Give the number of lines in the data that hold the word "证券投资咨询业务证书编号", and nothing else.

— Begin Provided data —

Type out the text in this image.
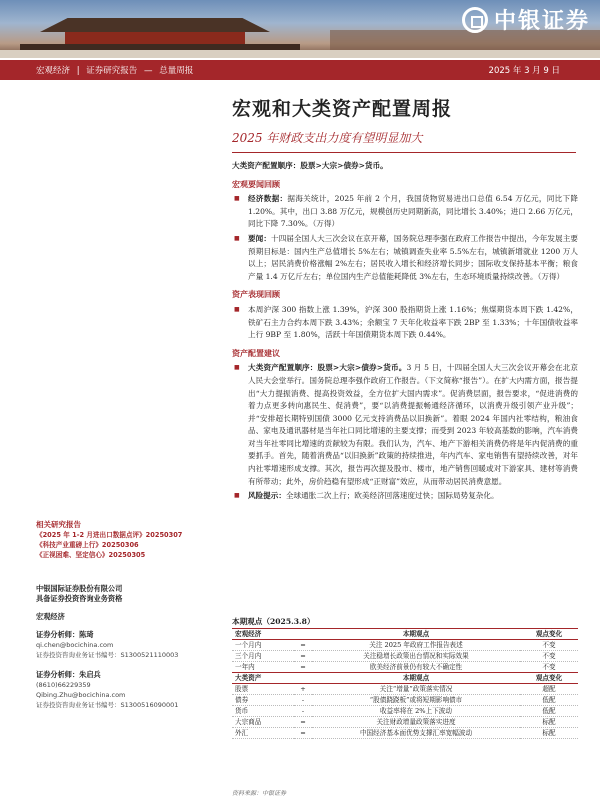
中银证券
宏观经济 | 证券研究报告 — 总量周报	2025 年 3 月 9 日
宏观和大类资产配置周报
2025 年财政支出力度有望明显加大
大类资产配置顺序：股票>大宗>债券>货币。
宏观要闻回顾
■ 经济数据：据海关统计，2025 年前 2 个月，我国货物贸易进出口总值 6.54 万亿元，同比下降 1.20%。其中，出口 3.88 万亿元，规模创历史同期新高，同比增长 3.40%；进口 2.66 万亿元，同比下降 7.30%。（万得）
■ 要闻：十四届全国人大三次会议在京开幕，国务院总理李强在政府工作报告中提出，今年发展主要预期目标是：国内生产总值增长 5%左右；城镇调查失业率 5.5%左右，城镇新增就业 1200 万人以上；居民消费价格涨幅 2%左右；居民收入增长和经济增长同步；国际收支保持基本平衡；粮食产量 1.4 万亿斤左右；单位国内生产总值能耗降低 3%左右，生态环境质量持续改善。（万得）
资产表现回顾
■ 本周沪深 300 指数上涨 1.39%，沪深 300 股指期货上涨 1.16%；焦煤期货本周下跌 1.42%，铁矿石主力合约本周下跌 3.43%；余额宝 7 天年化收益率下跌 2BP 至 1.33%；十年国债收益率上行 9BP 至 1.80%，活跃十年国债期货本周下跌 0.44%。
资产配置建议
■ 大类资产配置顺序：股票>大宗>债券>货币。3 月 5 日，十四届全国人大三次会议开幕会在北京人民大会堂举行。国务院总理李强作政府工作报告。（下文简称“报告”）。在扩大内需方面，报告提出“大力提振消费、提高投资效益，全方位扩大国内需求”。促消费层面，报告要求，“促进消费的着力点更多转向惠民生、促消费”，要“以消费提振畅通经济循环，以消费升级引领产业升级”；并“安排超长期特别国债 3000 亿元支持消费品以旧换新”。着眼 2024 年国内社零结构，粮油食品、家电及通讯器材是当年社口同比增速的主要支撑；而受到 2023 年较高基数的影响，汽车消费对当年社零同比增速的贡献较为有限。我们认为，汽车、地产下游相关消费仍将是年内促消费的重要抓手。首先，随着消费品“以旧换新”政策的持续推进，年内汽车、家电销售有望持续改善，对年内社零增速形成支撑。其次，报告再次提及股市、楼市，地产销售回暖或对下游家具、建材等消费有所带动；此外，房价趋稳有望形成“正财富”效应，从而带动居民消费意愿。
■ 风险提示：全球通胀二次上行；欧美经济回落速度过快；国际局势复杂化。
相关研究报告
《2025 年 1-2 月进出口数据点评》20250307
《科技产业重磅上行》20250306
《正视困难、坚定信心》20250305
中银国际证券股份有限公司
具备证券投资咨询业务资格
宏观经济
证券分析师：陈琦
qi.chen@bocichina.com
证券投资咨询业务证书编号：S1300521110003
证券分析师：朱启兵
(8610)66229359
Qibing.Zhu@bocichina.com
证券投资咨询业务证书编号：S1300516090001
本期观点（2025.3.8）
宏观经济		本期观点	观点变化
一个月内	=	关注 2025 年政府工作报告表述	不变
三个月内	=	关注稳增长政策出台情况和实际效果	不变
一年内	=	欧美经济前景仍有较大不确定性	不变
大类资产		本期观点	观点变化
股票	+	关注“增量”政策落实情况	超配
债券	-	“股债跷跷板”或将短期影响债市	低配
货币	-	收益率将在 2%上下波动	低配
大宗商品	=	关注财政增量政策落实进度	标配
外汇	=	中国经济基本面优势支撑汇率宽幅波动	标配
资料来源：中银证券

— End Provided data —
— Begin Provided data —

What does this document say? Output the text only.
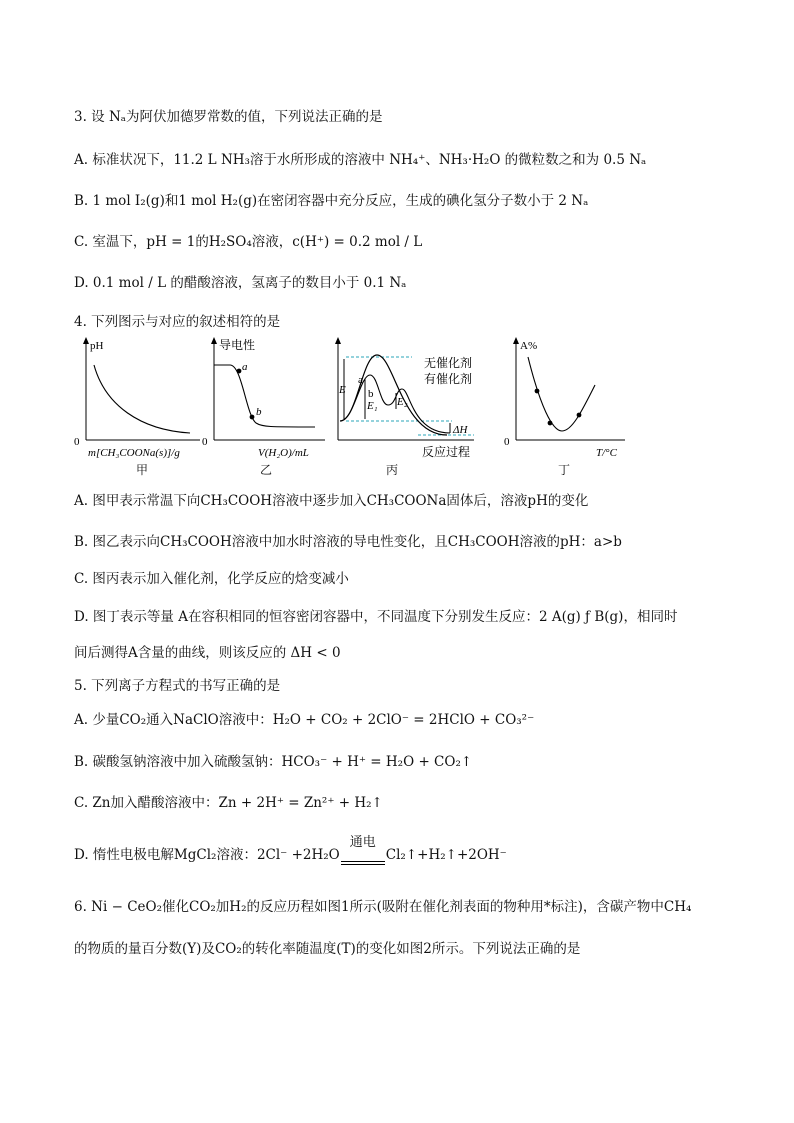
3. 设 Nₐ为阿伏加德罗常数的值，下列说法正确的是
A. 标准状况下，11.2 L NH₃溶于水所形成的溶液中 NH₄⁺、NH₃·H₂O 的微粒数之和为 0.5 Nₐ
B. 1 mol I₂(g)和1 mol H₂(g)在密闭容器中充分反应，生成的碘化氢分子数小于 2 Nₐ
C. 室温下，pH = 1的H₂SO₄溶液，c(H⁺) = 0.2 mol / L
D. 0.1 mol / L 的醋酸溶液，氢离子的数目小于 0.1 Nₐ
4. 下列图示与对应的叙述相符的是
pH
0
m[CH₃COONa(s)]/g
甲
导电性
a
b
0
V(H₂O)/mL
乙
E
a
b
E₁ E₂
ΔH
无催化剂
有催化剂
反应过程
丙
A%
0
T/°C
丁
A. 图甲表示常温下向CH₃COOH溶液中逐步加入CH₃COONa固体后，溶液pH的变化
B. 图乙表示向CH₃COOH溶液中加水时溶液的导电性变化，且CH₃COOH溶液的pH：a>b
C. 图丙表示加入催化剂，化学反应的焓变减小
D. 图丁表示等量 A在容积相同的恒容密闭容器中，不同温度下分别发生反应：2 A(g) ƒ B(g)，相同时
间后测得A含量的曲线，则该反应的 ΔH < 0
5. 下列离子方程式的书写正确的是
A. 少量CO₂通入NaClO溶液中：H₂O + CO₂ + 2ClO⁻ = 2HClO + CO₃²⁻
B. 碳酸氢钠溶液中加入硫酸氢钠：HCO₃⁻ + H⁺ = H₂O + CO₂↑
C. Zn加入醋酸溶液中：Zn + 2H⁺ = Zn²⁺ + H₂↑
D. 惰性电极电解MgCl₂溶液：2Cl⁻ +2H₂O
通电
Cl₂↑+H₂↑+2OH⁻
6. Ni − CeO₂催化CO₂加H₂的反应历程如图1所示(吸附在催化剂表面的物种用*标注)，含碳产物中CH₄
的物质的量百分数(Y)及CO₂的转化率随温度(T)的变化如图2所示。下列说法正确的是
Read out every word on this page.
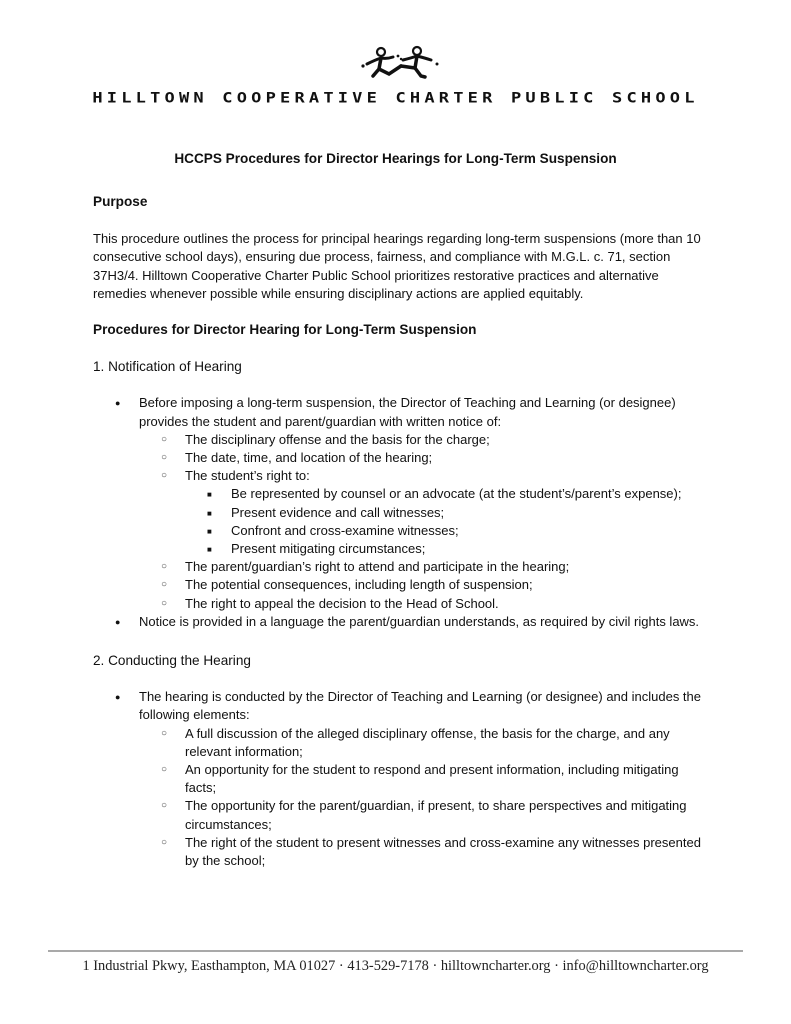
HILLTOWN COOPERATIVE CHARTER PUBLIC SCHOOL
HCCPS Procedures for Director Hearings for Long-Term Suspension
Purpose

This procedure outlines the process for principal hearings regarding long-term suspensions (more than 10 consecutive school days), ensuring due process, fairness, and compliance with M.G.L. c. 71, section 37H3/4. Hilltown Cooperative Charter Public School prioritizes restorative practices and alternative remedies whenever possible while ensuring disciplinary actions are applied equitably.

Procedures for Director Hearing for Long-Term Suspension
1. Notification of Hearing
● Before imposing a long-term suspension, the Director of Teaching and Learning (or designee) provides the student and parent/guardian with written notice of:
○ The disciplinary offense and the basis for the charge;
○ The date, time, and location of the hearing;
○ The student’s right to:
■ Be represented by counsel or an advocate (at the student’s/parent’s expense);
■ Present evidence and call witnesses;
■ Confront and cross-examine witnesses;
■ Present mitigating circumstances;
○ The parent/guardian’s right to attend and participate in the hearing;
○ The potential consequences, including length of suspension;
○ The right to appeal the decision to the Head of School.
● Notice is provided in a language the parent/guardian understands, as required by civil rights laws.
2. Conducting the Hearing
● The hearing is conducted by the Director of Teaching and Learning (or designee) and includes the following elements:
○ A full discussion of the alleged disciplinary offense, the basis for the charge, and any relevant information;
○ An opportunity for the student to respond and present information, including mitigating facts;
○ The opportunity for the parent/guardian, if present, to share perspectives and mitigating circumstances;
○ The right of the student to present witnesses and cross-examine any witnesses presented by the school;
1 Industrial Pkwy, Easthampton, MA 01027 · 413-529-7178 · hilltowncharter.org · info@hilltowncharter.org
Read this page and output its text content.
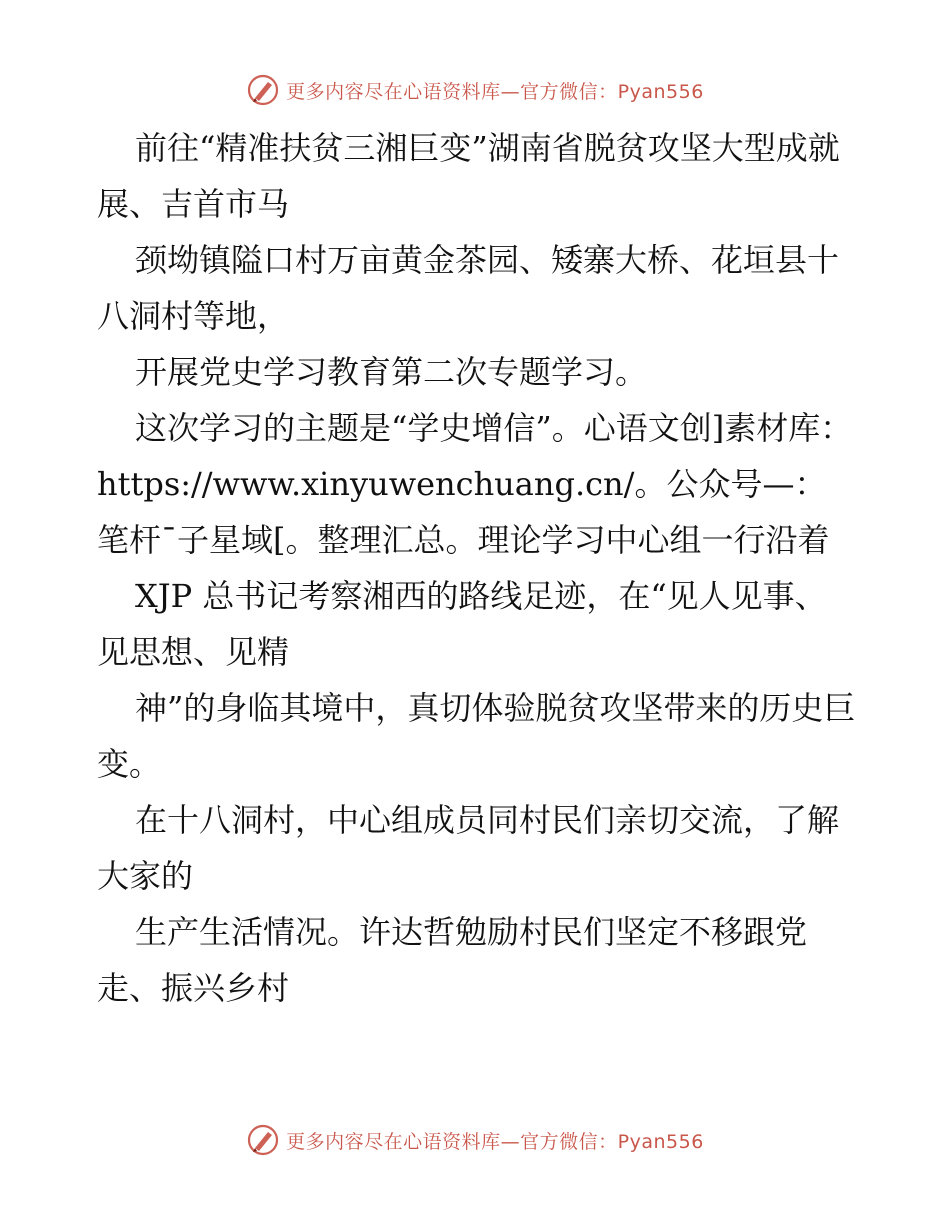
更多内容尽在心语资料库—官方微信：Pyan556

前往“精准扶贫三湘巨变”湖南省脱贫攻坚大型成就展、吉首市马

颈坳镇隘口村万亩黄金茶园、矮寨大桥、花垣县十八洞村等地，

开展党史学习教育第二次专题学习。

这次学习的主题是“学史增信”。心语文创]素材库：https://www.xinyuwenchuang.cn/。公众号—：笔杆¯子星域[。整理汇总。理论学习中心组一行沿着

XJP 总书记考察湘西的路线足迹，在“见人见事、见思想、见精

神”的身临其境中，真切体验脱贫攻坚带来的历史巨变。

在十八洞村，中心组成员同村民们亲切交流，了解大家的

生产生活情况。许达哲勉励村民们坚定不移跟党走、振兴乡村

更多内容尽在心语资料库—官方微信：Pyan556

— End Provided data —

[Response below]
2